▸ **What you need to do**: Below are records. Copy every line with "page" in it.

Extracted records
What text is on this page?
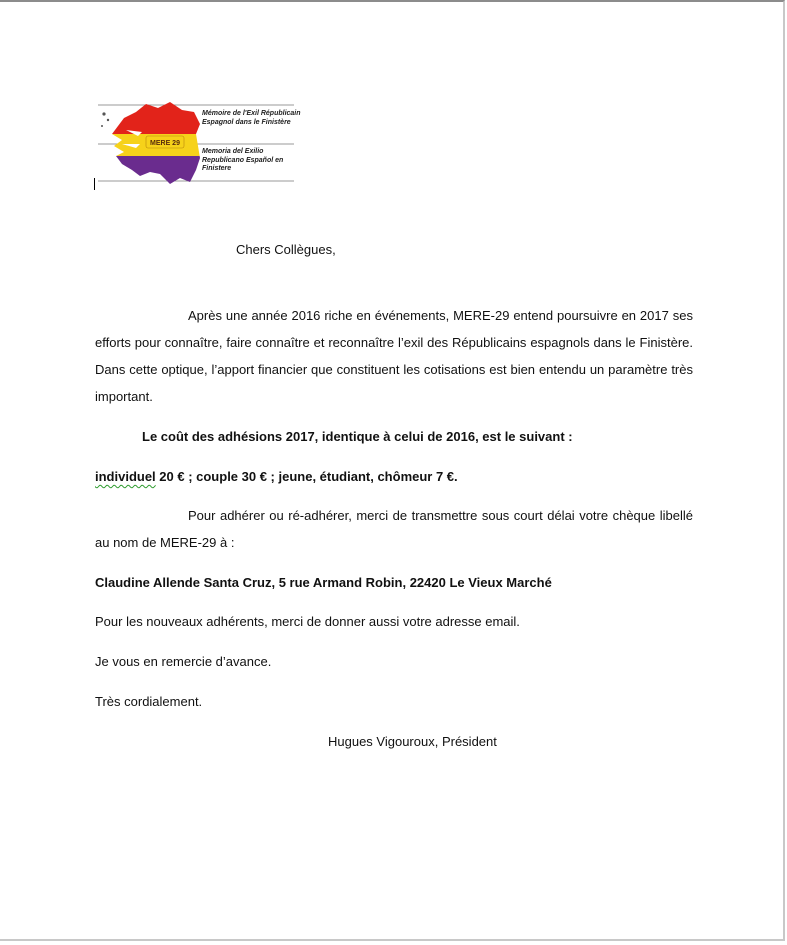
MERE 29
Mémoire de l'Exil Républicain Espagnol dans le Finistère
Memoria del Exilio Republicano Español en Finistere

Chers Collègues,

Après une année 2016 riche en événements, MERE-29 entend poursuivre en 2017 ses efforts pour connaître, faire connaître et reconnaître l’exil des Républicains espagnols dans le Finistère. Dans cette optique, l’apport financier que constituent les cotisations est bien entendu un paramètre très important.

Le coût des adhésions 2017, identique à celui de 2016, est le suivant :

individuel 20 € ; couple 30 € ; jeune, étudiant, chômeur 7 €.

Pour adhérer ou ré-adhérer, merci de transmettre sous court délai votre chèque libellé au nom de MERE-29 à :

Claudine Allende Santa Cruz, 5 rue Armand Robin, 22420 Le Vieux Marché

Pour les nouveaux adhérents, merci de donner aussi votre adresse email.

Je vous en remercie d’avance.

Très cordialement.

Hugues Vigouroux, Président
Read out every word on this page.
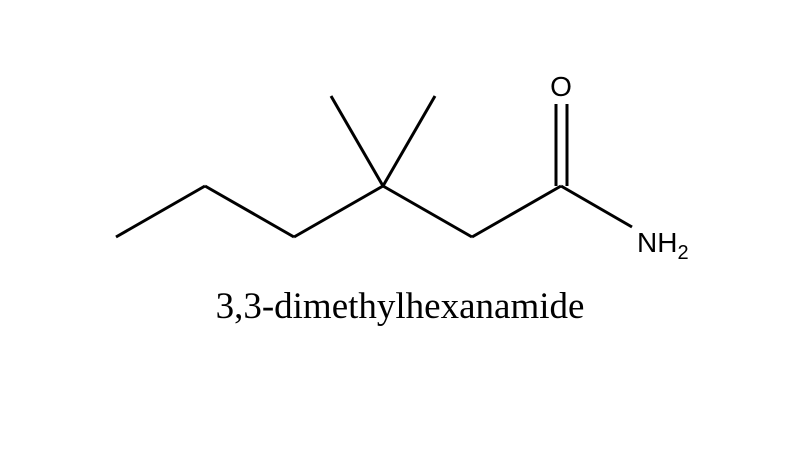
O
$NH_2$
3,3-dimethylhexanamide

==

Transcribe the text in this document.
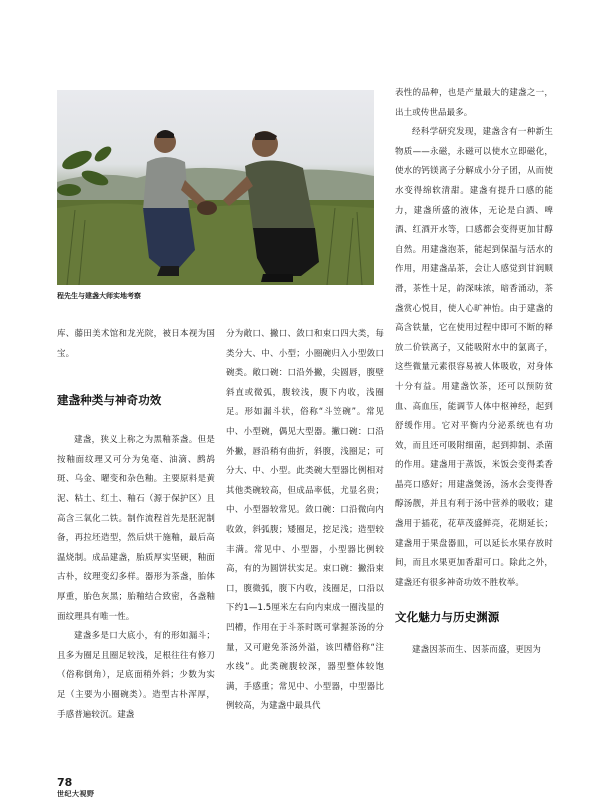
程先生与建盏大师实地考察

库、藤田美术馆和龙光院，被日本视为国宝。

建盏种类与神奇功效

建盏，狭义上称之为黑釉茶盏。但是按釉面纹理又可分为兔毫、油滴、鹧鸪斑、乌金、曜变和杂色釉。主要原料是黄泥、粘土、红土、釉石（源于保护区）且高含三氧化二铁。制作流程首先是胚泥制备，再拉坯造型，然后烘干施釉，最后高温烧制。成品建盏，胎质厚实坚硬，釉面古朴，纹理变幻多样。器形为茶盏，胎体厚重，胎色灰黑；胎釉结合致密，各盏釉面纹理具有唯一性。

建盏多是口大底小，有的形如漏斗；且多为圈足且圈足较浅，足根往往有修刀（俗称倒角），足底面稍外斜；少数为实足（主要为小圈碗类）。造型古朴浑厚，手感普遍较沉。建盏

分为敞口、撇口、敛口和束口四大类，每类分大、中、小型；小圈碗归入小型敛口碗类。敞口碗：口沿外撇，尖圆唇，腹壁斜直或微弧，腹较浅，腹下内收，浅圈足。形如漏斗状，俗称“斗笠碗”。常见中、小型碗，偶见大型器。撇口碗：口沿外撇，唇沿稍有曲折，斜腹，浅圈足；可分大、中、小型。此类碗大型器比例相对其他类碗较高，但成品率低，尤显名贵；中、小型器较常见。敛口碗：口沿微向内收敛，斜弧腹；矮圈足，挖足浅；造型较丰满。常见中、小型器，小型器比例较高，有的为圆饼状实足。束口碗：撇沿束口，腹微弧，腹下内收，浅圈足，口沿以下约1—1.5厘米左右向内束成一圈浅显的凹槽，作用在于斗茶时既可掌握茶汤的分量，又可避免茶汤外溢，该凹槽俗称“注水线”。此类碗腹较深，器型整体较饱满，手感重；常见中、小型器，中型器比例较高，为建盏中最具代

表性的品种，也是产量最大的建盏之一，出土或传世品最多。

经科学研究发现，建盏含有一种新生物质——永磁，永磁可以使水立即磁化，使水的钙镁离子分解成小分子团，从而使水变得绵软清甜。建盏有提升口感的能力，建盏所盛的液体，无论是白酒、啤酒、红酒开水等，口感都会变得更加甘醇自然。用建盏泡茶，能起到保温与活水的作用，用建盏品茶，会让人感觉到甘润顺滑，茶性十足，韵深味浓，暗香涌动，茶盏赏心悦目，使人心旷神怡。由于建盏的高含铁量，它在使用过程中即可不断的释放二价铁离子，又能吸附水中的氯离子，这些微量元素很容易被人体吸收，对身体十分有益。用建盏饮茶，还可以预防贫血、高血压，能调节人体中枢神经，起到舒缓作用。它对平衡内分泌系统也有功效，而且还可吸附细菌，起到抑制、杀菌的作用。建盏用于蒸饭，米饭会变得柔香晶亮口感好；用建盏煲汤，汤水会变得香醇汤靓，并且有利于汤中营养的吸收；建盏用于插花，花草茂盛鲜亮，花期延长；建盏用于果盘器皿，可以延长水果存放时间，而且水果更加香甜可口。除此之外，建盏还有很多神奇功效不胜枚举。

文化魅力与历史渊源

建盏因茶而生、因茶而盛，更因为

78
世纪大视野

▸ **Answer in full**:
What text is on this page?
Read out every word on this page.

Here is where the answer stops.